- **Short task**
Images do not belong in the copy. Retype all the entries below exactly.

[Data records]

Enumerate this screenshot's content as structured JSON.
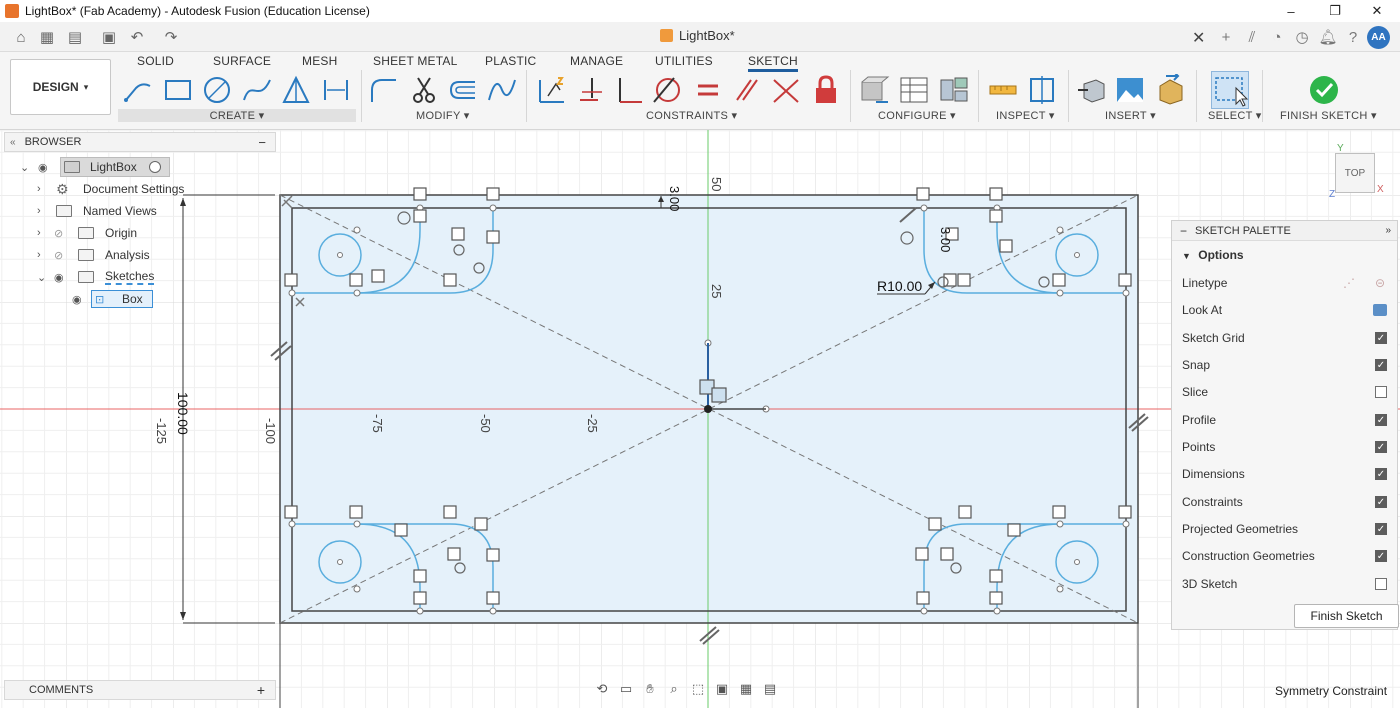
{
  "window": {
    "title": "LightBox* (Fab Academy) - Autodesk Fusion (Education License)",
    "minimize": "–",
    "maximize": "❐",
    "close": "✕"
  },
  "tabbar": {
    "doc_tab": "LightBox*",
    "doc_close": "✕",
    "avatar": "AA"
  },
  "ribbon": {
    "workspace": "DESIGN",
    "workspace_caret": "▾",
    "tabs": [
      "SOLID",
      "SURFACE",
      "MESH",
      "SHEET METAL",
      "PLASTIC",
      "MANAGE",
      "UTILITIES",
      "SKETCH"
    ],
    "groups": [
      "CREATE ▾",
      "MODIFY ▾",
      "CONSTRAINTS ▾",
      "CONFIGURE ▾",
      "INSPECT ▾",
      "INSERT ▾",
      "SELECT ▾",
      "FINISH SKETCH ▾"
    ]
  },
  "browser": {
    "title": "BROWSER",
    "collapse": "−",
    "items": [
      {
        "label": "LightBox"
      },
      {
        "label": "Document Settings"
      },
      {
        "label": "Named Views"
      },
      {
        "label": "Origin"
      },
      {
        "label": "Analysis"
      },
      {
        "label": "Sketches"
      },
      {
        "label": "Box"
      }
    ]
  },
  "comments": {
    "title": "COMMENTS",
    "add": "+"
  },
  "sketch": {
    "dim_radius": "R10.00",
    "dim_height": "100.00",
    "dim_top": "3.00",
    "dim_small": "3.00",
    "ticks_x": [
      "-125",
      "-100",
      "-75",
      "-50",
      "-25"
    ],
    "ticks_y": [
      "50",
      "25"
    ]
  },
  "viewcube": {
    "label": "TOP",
    "axis_y": "Y",
    "axis_x": "X",
    "axis_z": "Z"
  },
  "palette": {
    "title": "SKETCH PALETTE",
    "section": "Options",
    "rows": [
      {
        "label": "Linetype",
        "type": "icons"
      },
      {
        "label": "Look At",
        "type": "icon"
      },
      {
        "label": "Sketch Grid",
        "checked": true
      },
      {
        "label": "Snap",
        "checked": true
      },
      {
        "label": "Slice",
        "checked": false
      },
      {
        "label": "Profile",
        "checked": true
      },
      {
        "label": "Points",
        "checked": true
      },
      {
        "label": "Dimensions",
        "checked": true
      },
      {
        "label": "Constraints",
        "checked": true
      },
      {
        "label": "Projected Geometries",
        "checked": true
      },
      {
        "label": "Construction Geometries",
        "checked": true
      },
      {
        "label": "3D Sketch",
        "checked": false
      }
    ],
    "finish": "Finish Sketch"
  },
  "status": {
    "text": "Symmetry Constraint"
  },
  "colors": {
    "sketch_fill": "#e8f3fb",
    "sketch_line": "#5aaede",
    "axis_red": "#e05454",
    "axis_green": "#5cc46a",
    "accent": "#1e5d9e"
  }
}
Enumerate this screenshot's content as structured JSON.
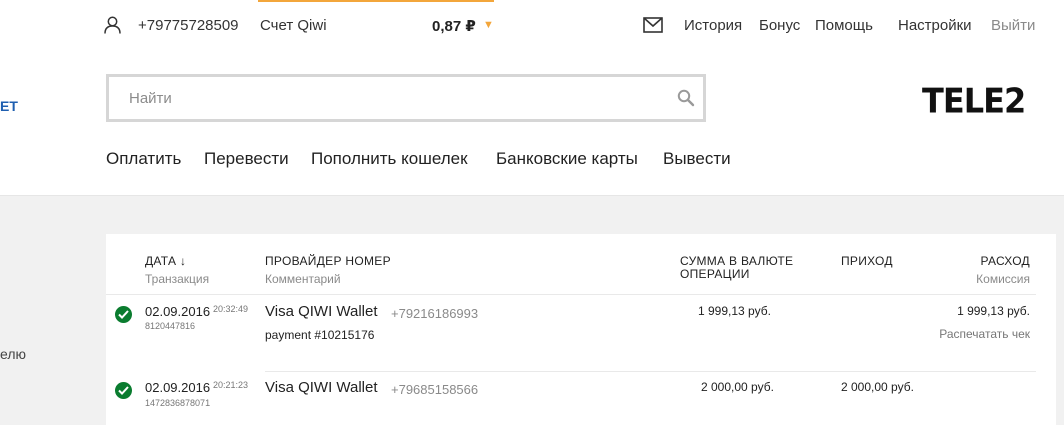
{
  "header": {
    "phone": "+79775728509",
    "account_label": "Счет Qiwi",
    "balance": "0,87 ₽",
    "balance_caret": "▼",
    "nav_right": [
      "История",
      "Бонус",
      "Помощь",
      "Настройки"
    ],
    "logout": "Выйти",
    "accent_color": "#f3a63b"
  },
  "left_fragments": [
    "ЕТ",
    "елю"
  ],
  "search": {
    "placeholder": "Найти",
    "value": ""
  },
  "logo": "TELE2",
  "main_nav": [
    "Оплатить",
    "Перевести",
    "Пополнить кошелек",
    "Банковские карты",
    "Вывести"
  ],
  "table": {
    "headers": {
      "date": "ДАТА ↓",
      "date_sub": "Транзакция",
      "provider": "ПРОВАЙДЕР НОМЕР",
      "provider_sub": "Комментарий",
      "amount_line1": "СУММА В ВАЛЮТЕ",
      "amount_line2": "ОПЕРАЦИИ",
      "income": "ПРИХОД",
      "expense": "РАСХОД",
      "expense_sub": "Комиссия"
    },
    "rows": [
      {
        "date": "02.09.2016",
        "time": "20:32:49",
        "transaction": "8120447816",
        "provider": "Visa QIWI Wallet",
        "number": "+79216186993",
        "comment": "payment #10215176",
        "amount": "1 999,13 руб.",
        "income": "",
        "expense": "1 999,13 руб.",
        "action": "Распечатать чек"
      },
      {
        "date": "02.09.2016",
        "time": "20:21:23",
        "transaction": "1472836878071",
        "provider": "Visa QIWI Wallet",
        "number": "+79685158566",
        "comment": "",
        "amount": "2 000,00 руб.",
        "income": "2 000,00 руб.",
        "expense": "",
        "action": ""
      }
    ],
    "status_color": "#0a7c2f"
  }
}
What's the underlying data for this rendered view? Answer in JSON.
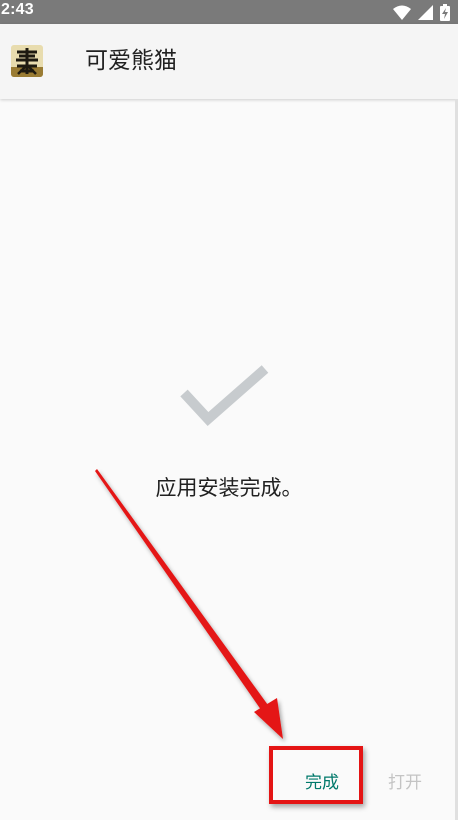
{
  "status_bar": {
    "time": "2:43",
    "icons": [
      "wifi-icon",
      "signal-icon",
      "battery-charging-icon"
    ]
  },
  "app_bar": {
    "icon": "app-logo-icon",
    "title": "可爱熊猫"
  },
  "content": {
    "icon": "checkmark-icon",
    "message": "应用安装完成。"
  },
  "buttons": {
    "done_label": "完成",
    "open_label": "打开"
  },
  "colors": {
    "status_bar": "#7a7a7a",
    "accent": "#00796b",
    "disabled": "#c4c4c4",
    "check": "#c7cbce",
    "annotation": "#e41414"
  }
}
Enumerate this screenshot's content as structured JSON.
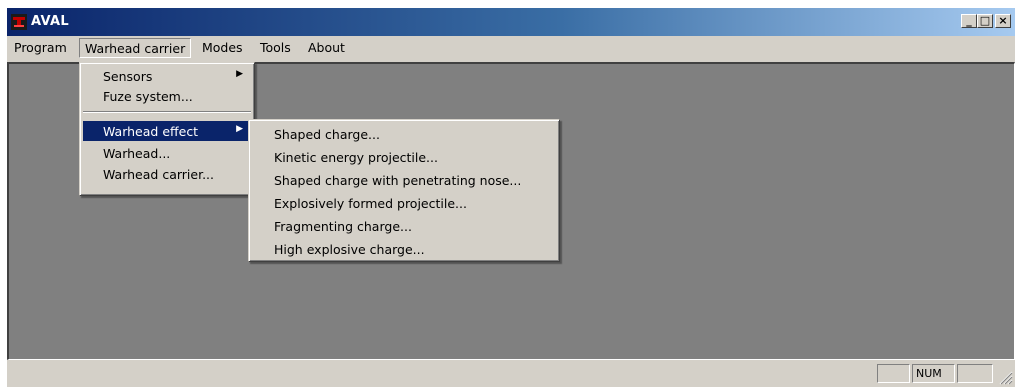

- **Answer to this problem**
Enumerate this screenshot's content as structured JSON.
{
  "window": {
    "title": "LightBox* (Fab Academy) - Autodesk Fusion (Education License)",
    "minimize": "–",
    "maximize": "❐",
    "close": "✕"
  },
  "tabbar": {
    "doc_tab": "LightBox*",
    "doc_close": "✕",
    "avatar": "AA"
  },
  "ribbon": {
    "workspace": "DESIGN",
    "workspace_caret": "▾",
    "tabs": [
      "SOLID",
      "SURFACE",
      "MESH",
      "SHEET METAL",
      "PLASTIC",
      "MANAGE",
      "UTILITIES",
      "SKETCH"
    ],
    "groups": [
      "CREATE ▾",
      "MODIFY ▾",
      "CONSTRAINTS ▾",
      "CONFIGURE ▾",
      "INSPECT ▾",
      "INSERT ▾",
      "SELECT ▾",
      "FINISH SKETCH ▾"
    ]
  },
  "browser": {
    "title": "BROWSER",
    "collapse": "−",
    "items": [
      {
        "label": "LightBox"
      },
      {
        "label": "Document Settings"
      },
      {
        "label": "Named Views"
      },
      {
        "label": "Origin"
      },
      {
        "label": "Analysis"
      },
      {
        "label": "Sketches"
      },
      {
        "label": "Box"
      }
    ]
  },
  "comments": {
    "title": "COMMENTS",
    "add": "+"
  },
  "sketch": {
    "dim_radius": "R10.00",
    "dim_height": "100.00",
    "dim_top": "3.00",
    "dim_small": "3.00",
    "ticks_x": [
      "-125",
      "-100",
      "-75",
      "-50",
      "-25"
    ],
    "ticks_y": [
      "50",
      "25"
    ]
  },
  "viewcube": {
    "label": "TOP",
    "axis_y": "Y",
    "axis_x": "X",
    "axis_z": "Z"
  },
  "palette": {
    "title": "SKETCH PALETTE",
    "section": "Options",
    "rows": [
      {
        "label": "Linetype",
        "type": "icons"
      },
      {
        "label": "Look At",
        "type": "icon"
      },
      {
        "label": "Sketch Grid",
        "checked": true
      },
      {
        "label": "Snap",
        "checked": true
      },
      {
        "label": "Slice",
        "checked": false
      },
      {
        "label": "Profile",
        "checked": true
      },
      {
        "label": "Points",
        "checked": true
      },
      {
        "label": "Dimensions",
        "checked": true
      },
      {
        "label": "Constraints",
        "checked": true
      },
      {
        "label": "Projected Geometries",
        "checked": true
      },
      {
        "label": "Construction Geometries",
        "checked": true
      },
      {
        "label": "3D Sketch",
        "checked": false
      }
    ],
    "finish": "Finish Sketch"
  },
  "status": {
    "text": "Symmetry Constraint"
  },
  "colors": {
    "sketch_fill": "#e8f3fb",
    "sketch_line": "#5aaede",
    "axis_red": "#e05454",
    "axis_green": "#5cc46a",
    "accent": "#1e5d9e"
  }
}
Enumerate this screenshot's content as structured JSON.
{
  "header": {
    "phone": "+79775728509",
    "account_label": "Счет Qiwi",
    "balance": "0,87 ₽",
    "balance_caret": "▼",
    "nav_right": [
      "История",
      "Бонус",
      "Помощь",
      "Настройки"
    ],
    "logout": "Выйти",
    "accent_color": "#f3a63b"
  },
  "left_fragments": [
    "ЕТ",
    "елю"
  ],
  "search": {
    "placeholder": "Найти",
    "value": ""
  },
  "logo": "TELE2",
  "main_nav": [
    "Оплатить",
    "Перевести",
    "Пополнить кошелек",
    "Банковские карты",
    "Вывести"
  ],
  "table": {
    "headers": {
      "date": "ДАТА ↓",
      "date_sub": "Транзакция",
      "provider": "ПРОВАЙДЕР НОМЕР",
      "provider_sub": "Комментарий",
      "amount_line1": "СУММА В ВАЛЮТЕ",
      "amount_line2": "ОПЕРАЦИИ",
      "income": "ПРИХОД",
      "expense": "РАСХОД",
      "expense_sub": "Комиссия"
    },
    "rows": [
      {
        "date": "02.09.2016",
        "time": "20:32:49",
        "transaction": "8120447816",
        "provider": "Visa QIWI Wallet",
        "number": "+79216186993",
        "comment": "payment #10215176",
        "amount": "1 999,13 руб.",
        "income": "",
        "expense": "1 999,13 руб.",
        "action": "Распечатать чек"
      },
      {
        "date": "02.09.2016",
        "time": "20:21:23",
        "transaction": "1472836878071",
        "provider": "Visa QIWI Wallet",
        "number": "+79685158566",
        "comment": "",
        "amount": "2 000,00 руб.",
        "income": "2 000,00 руб.",
        "expense": "",
        "action": ""
      }
    ],
    "status_color": "#0a7c2f"
  }
}
What's the underlying data for this rendered view? Answer in JSON.
{
  "status_bar": {
    "time": "2:43",
    "icons": [
      "wifi-icon",
      "signal-icon",
      "battery-charging-icon"
    ]
  },
  "app_bar": {
    "icon": "app-logo-icon",
    "title": "可爱熊猫"
  },
  "content": {
    "icon": "checkmark-icon",
    "message": "应用安装完成。"
  },
  "buttons": {
    "done_label": "完成",
    "open_label": "打开"
  },
  "colors": {
    "status_bar": "#7a7a7a",
    "accent": "#00796b",
    "disabled": "#c4c4c4",
    "check": "#c7cbce",
    "annotation": "#e41414"
  }
}
Enumerate this screenshot's content as structured JSON.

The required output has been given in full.